◆ **Task instructions**
Find the word "emit" in the material below and gather every line that contains it.

◆ **Data lines**
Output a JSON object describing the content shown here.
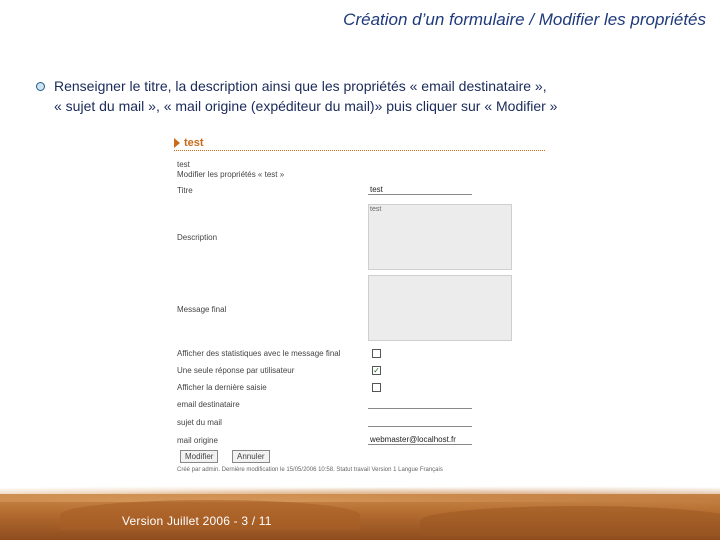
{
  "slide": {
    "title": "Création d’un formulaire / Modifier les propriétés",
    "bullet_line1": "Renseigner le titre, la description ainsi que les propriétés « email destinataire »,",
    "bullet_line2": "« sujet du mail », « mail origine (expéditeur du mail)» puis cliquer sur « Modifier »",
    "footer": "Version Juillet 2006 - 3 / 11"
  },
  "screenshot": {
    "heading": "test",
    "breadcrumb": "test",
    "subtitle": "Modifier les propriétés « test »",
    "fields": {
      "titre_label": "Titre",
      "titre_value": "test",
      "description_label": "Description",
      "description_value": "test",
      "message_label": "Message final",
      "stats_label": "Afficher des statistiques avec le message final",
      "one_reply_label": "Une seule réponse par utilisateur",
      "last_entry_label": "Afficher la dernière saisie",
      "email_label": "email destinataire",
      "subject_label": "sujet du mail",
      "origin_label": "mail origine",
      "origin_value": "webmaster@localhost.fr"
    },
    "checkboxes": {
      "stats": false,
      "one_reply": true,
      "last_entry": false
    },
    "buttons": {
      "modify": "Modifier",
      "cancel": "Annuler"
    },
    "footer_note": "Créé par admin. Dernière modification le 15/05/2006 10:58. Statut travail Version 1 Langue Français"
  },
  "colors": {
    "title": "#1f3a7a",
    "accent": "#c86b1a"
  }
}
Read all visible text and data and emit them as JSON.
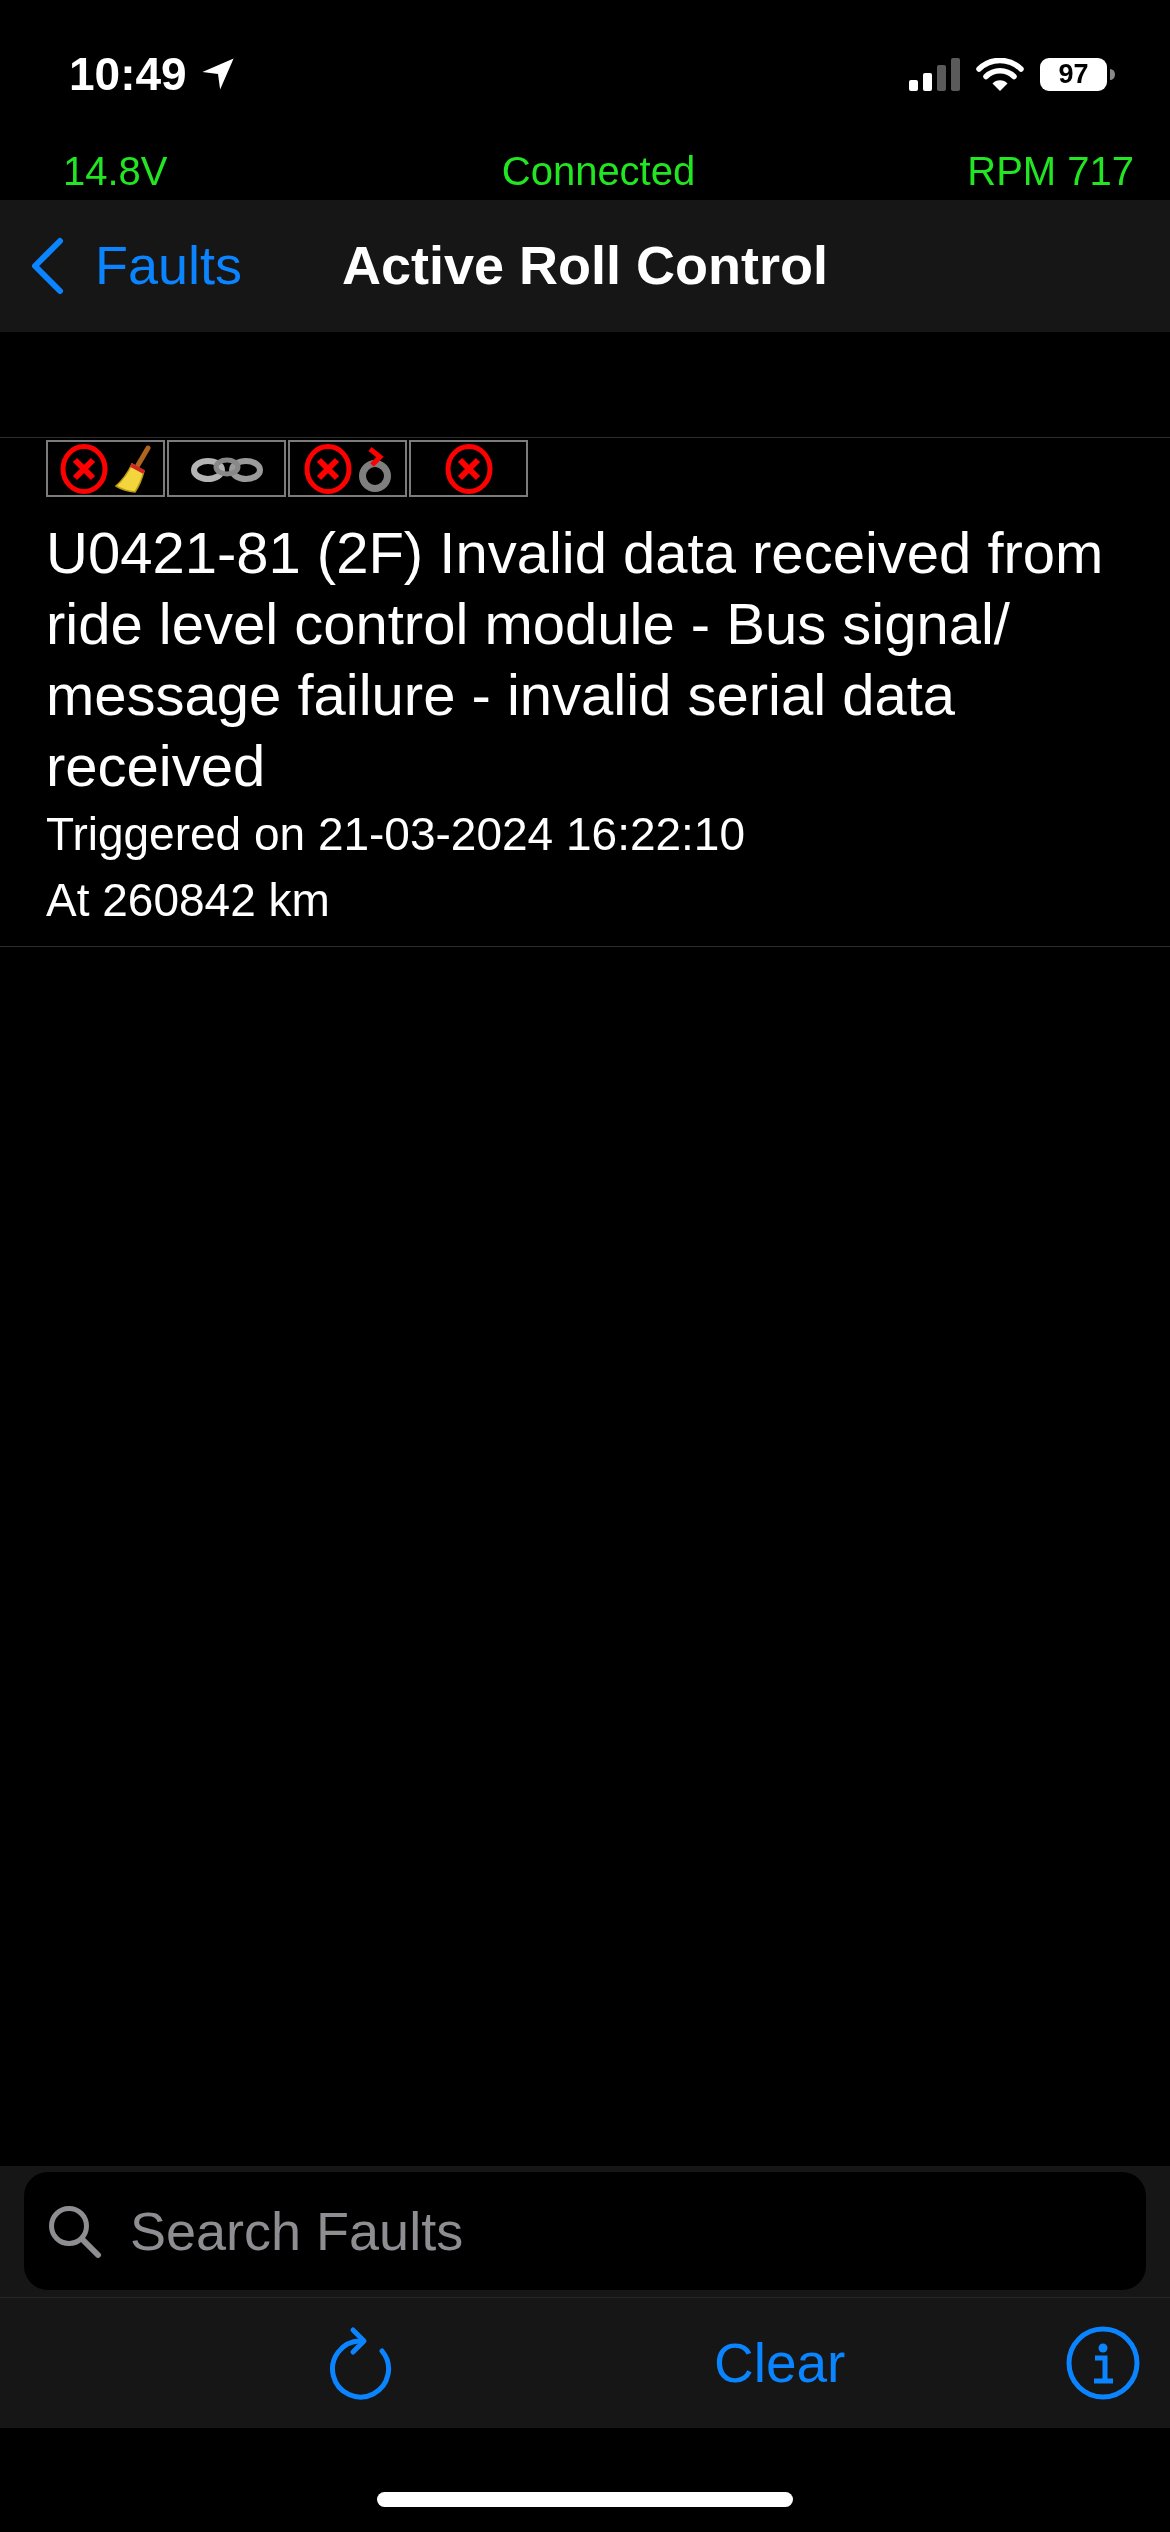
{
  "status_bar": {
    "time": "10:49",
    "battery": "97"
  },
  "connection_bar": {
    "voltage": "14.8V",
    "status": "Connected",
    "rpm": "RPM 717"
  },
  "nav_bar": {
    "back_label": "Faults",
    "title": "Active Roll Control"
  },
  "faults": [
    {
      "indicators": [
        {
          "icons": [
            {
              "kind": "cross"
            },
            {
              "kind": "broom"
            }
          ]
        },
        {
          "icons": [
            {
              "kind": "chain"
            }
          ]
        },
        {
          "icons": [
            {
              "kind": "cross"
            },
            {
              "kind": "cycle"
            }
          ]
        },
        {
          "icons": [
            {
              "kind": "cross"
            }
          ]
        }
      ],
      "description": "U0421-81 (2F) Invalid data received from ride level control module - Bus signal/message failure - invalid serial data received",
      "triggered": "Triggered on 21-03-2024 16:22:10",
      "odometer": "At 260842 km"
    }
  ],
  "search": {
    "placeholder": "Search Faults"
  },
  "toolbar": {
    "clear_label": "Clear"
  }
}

---

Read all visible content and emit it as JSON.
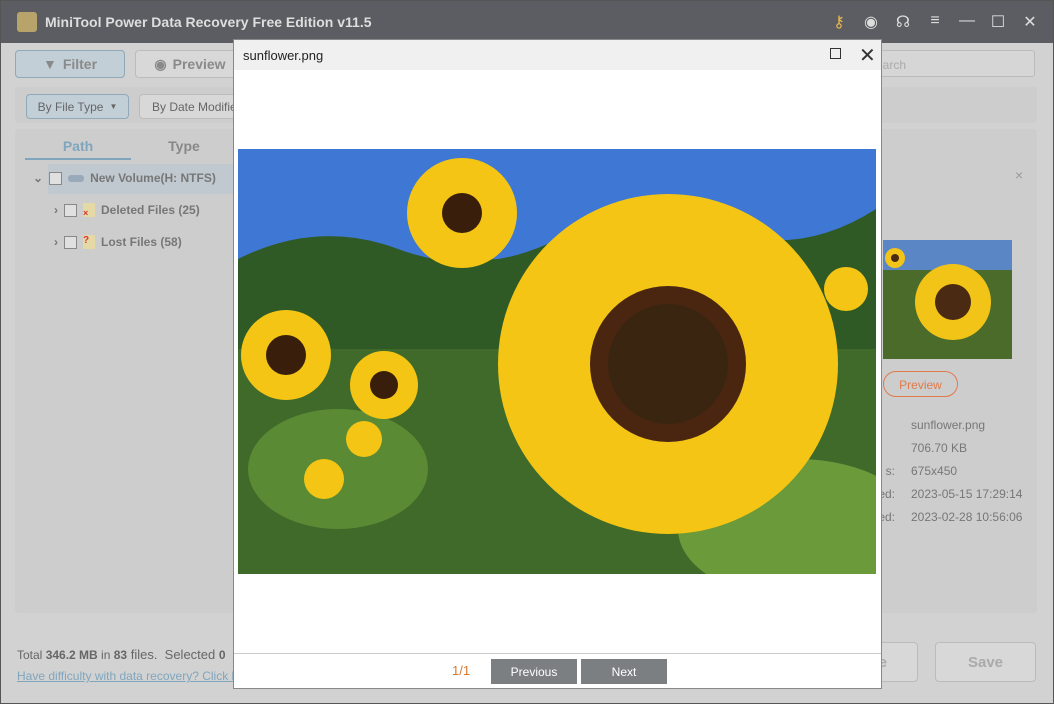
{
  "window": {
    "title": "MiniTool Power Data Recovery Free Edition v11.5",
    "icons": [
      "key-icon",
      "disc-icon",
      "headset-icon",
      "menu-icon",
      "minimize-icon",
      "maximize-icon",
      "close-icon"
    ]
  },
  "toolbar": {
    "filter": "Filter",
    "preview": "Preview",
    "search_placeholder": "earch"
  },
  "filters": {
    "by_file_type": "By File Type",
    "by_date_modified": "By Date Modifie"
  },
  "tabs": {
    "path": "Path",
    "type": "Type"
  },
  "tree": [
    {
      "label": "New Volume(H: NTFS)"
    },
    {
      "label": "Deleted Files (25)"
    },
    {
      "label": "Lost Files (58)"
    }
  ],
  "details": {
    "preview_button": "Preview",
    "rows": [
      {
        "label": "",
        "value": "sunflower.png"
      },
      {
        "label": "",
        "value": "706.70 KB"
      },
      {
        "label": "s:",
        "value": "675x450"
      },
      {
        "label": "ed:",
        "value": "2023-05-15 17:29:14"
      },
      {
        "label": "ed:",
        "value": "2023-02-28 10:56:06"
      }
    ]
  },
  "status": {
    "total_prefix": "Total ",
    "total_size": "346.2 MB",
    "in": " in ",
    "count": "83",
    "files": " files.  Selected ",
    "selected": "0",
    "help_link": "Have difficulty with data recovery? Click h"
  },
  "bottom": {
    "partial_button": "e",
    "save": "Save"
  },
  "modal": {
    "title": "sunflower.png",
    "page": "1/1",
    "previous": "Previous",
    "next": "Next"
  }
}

◆ **Correct answer**
Read all visible text and data and emit them as JSON.
Read all visible content and emit it as JSON.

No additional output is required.